Read the lines below. Copy out any that hold the string "labels".

Dataset entries on figures:
# # # # # # #
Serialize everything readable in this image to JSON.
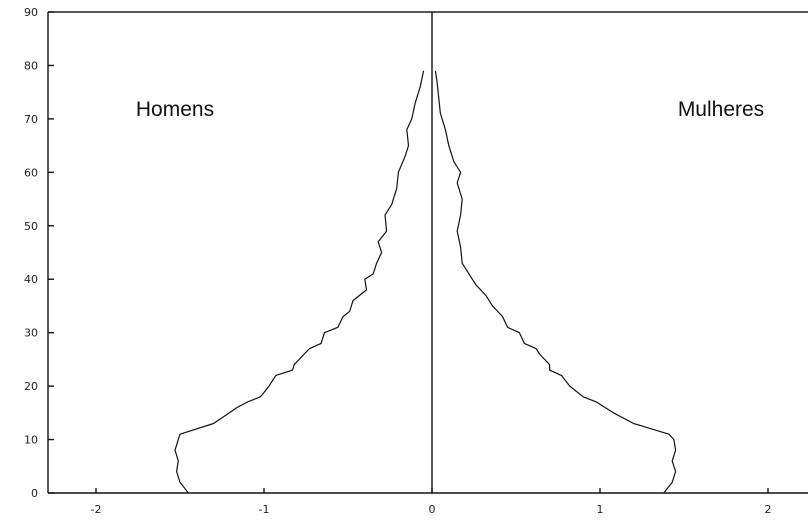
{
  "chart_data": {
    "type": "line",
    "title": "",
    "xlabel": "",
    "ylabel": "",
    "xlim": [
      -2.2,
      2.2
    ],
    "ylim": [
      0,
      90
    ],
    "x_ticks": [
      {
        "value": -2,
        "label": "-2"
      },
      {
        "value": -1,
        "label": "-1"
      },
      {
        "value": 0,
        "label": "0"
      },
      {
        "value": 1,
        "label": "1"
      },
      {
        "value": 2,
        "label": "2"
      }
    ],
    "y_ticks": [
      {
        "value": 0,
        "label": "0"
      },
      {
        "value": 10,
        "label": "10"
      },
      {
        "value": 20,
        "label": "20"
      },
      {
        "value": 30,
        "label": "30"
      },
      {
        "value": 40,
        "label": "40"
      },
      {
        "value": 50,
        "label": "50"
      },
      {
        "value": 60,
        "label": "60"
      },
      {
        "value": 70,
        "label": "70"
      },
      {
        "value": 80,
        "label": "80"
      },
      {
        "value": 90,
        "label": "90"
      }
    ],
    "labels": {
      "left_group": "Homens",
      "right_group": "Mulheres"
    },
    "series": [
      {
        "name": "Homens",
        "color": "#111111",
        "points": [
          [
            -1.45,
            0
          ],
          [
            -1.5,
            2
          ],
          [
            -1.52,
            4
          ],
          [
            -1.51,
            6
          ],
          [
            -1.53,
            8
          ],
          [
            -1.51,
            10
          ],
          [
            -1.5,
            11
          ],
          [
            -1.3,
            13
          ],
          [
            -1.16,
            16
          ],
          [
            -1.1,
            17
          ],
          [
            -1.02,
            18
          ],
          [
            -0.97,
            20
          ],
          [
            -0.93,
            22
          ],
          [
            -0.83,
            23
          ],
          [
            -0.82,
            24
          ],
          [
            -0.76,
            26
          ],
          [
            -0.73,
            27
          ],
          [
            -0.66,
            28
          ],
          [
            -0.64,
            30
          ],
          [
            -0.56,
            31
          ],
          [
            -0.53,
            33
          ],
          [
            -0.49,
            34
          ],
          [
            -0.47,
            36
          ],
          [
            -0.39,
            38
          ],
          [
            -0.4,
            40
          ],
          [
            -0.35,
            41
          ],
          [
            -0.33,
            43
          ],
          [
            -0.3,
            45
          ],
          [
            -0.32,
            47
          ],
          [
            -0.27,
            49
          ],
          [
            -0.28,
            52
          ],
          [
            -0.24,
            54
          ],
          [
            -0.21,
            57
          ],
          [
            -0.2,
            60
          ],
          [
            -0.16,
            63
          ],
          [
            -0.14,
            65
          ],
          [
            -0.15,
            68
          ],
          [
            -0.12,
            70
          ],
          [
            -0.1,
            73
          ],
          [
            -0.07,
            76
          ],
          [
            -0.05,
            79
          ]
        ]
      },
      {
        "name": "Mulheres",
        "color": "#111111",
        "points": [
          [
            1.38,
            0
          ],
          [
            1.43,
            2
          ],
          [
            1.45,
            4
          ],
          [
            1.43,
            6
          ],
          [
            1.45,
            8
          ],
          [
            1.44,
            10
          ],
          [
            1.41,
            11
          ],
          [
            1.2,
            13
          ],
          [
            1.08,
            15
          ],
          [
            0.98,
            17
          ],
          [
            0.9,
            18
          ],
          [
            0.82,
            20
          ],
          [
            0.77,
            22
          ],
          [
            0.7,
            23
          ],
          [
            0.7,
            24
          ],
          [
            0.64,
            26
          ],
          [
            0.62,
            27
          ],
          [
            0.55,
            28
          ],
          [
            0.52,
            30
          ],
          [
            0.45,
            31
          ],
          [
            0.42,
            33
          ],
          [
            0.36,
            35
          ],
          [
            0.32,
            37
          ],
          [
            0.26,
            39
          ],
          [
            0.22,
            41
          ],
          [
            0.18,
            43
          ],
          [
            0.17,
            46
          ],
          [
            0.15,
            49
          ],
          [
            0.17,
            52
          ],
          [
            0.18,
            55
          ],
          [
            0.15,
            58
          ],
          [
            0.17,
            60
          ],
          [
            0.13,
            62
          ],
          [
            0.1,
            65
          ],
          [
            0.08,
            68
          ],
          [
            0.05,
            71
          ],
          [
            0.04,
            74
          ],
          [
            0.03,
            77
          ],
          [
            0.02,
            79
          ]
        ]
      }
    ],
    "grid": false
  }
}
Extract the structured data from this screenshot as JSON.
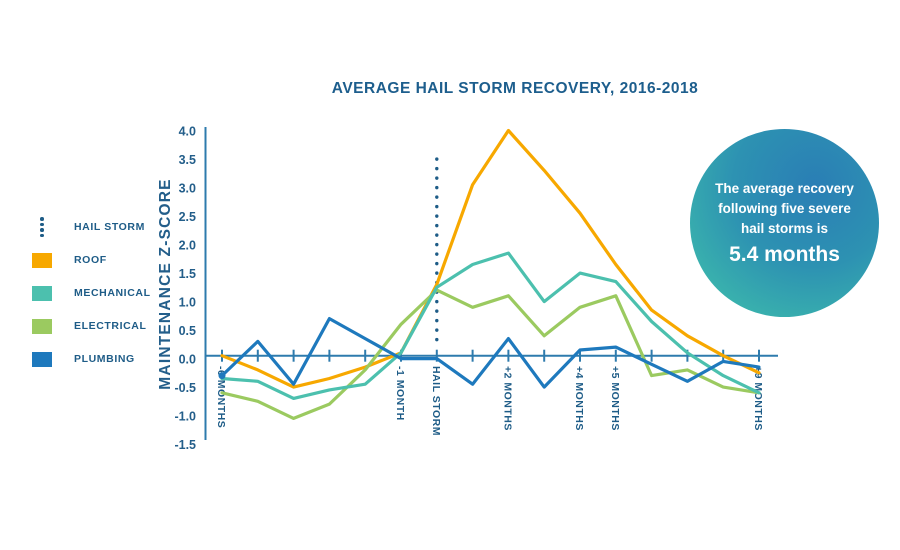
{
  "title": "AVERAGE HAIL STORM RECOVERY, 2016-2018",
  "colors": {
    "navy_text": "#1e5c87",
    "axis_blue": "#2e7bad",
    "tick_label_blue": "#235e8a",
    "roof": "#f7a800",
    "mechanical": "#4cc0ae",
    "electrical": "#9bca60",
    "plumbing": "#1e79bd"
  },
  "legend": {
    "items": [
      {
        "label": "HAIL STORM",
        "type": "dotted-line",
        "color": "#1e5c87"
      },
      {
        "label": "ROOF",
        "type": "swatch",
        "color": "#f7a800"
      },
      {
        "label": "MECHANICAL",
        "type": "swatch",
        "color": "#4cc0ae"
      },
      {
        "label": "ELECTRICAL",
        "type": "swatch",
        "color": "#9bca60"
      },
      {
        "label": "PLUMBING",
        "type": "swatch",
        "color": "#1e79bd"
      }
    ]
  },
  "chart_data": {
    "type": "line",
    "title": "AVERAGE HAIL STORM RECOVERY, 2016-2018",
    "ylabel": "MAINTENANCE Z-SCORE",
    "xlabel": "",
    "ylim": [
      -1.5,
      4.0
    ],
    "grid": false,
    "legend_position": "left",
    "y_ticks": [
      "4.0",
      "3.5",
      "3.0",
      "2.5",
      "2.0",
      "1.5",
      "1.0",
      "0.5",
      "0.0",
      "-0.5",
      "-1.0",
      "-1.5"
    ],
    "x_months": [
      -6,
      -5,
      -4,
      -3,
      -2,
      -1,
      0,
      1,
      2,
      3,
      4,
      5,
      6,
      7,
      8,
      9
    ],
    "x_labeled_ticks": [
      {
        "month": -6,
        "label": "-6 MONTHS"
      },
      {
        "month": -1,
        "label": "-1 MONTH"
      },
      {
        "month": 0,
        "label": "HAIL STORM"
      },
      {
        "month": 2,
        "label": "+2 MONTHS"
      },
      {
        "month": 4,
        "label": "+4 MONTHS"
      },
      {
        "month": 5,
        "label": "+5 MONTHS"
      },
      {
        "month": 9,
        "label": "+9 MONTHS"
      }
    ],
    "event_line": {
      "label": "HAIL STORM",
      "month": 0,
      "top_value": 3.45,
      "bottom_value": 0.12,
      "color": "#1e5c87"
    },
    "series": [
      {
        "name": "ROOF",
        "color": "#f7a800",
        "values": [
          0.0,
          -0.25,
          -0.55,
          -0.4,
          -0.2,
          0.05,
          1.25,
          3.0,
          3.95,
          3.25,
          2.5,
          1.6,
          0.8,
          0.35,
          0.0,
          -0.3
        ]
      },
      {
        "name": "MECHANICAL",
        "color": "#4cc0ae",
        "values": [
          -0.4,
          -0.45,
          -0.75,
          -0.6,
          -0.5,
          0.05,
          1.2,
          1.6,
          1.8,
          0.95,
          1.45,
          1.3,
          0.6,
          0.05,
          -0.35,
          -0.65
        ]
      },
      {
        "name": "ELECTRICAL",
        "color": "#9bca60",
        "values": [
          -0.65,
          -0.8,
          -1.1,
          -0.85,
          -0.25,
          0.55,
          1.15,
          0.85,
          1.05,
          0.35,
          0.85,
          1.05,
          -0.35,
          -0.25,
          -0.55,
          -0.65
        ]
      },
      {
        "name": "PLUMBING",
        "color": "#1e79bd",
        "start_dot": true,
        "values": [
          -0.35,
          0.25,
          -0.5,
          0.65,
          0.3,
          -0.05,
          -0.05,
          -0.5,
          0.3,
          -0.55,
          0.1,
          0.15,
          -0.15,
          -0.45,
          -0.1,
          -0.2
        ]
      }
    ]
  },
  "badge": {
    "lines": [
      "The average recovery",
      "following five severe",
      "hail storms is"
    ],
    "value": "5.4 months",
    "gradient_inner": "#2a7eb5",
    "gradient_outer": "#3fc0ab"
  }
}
# # # # # # #
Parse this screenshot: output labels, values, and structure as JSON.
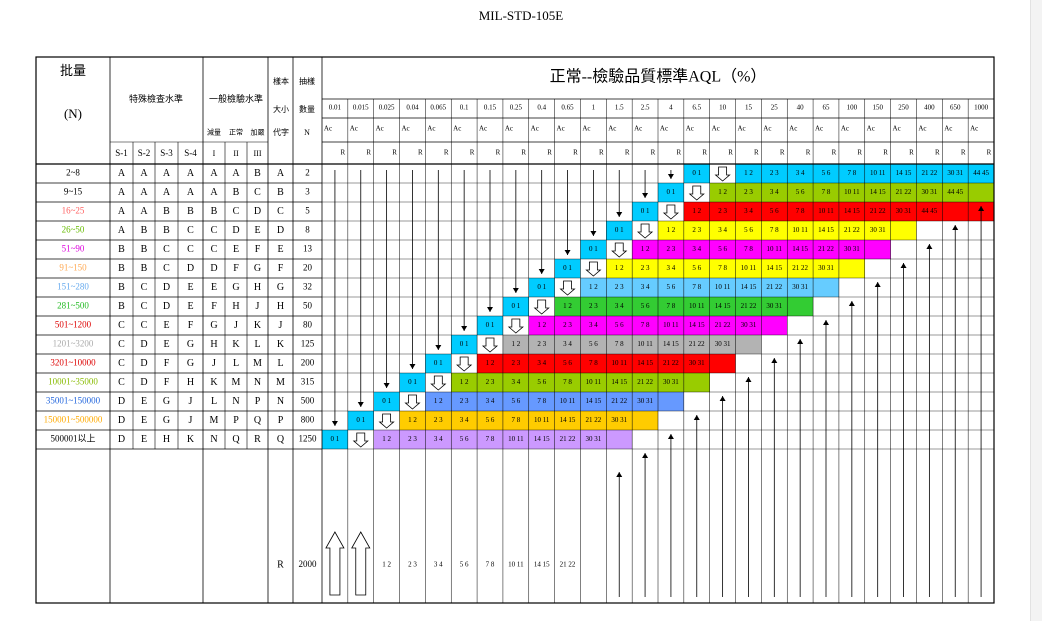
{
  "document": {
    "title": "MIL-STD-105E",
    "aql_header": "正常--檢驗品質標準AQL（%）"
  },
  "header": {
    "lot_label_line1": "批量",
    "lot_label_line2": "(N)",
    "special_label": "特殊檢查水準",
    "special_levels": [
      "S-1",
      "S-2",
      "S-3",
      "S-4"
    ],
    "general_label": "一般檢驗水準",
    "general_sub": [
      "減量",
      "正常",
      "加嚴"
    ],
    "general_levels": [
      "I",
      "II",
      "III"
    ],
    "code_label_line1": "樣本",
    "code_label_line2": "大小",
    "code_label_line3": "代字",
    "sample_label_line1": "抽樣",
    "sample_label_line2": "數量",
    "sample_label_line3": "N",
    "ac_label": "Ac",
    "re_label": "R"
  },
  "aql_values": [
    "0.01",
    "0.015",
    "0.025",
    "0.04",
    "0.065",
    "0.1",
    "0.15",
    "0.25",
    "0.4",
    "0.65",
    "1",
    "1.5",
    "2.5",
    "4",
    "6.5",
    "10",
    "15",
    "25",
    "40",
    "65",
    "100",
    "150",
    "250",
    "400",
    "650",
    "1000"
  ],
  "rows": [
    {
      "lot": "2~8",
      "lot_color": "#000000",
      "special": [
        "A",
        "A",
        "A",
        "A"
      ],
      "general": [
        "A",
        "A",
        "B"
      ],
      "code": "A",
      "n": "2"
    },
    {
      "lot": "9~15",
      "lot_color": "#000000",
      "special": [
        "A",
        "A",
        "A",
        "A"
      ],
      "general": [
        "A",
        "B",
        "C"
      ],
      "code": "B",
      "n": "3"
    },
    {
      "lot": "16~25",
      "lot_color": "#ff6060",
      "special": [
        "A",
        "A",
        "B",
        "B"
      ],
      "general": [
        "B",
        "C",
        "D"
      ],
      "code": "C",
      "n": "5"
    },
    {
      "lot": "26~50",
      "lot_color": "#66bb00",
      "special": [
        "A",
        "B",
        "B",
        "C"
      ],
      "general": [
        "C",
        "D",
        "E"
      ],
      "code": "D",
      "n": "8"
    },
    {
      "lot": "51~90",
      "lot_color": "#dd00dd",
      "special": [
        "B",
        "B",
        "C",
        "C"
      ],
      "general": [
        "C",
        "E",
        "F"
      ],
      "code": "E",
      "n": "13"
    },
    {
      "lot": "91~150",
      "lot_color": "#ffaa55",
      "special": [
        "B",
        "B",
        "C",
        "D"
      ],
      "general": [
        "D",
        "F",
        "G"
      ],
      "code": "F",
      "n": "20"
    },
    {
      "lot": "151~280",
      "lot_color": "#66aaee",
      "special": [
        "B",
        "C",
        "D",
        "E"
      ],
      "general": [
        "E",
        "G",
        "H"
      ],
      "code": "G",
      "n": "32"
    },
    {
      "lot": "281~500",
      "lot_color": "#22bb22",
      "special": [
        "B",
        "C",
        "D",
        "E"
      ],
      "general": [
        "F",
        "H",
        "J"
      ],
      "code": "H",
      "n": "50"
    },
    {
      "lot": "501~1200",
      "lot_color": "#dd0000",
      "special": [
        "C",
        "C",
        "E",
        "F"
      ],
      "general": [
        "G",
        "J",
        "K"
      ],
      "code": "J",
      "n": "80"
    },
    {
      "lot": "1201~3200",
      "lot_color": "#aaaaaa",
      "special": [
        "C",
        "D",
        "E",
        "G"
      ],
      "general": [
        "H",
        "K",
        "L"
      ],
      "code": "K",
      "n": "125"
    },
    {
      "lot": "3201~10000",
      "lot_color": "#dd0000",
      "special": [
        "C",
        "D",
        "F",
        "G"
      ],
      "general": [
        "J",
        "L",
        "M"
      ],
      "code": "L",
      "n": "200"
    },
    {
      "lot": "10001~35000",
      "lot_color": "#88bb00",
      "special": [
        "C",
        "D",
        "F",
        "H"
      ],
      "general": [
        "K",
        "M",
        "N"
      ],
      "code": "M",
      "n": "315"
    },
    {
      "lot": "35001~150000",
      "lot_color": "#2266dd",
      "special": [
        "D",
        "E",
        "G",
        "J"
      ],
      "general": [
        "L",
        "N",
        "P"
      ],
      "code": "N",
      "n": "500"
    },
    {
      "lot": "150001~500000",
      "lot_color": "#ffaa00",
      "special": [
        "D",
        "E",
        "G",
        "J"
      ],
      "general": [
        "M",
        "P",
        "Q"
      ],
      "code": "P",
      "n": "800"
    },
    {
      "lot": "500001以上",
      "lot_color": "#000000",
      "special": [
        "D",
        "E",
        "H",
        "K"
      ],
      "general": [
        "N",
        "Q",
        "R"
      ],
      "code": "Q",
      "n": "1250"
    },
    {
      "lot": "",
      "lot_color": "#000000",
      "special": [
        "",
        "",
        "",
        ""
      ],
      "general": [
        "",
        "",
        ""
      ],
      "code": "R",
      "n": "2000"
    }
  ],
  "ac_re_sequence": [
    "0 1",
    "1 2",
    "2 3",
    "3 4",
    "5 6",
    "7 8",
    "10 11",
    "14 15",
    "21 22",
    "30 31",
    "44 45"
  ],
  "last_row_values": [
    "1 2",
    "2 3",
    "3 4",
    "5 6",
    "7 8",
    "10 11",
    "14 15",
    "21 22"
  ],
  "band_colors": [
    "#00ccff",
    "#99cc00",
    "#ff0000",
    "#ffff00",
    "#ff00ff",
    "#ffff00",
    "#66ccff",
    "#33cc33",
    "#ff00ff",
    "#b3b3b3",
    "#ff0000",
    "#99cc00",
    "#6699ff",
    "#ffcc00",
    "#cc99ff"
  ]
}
# # # # # # #
* RESPONSE TO THE EXERCISE *
    "labels": {
Parse this screenshot: output labels, values, and structure as JSON.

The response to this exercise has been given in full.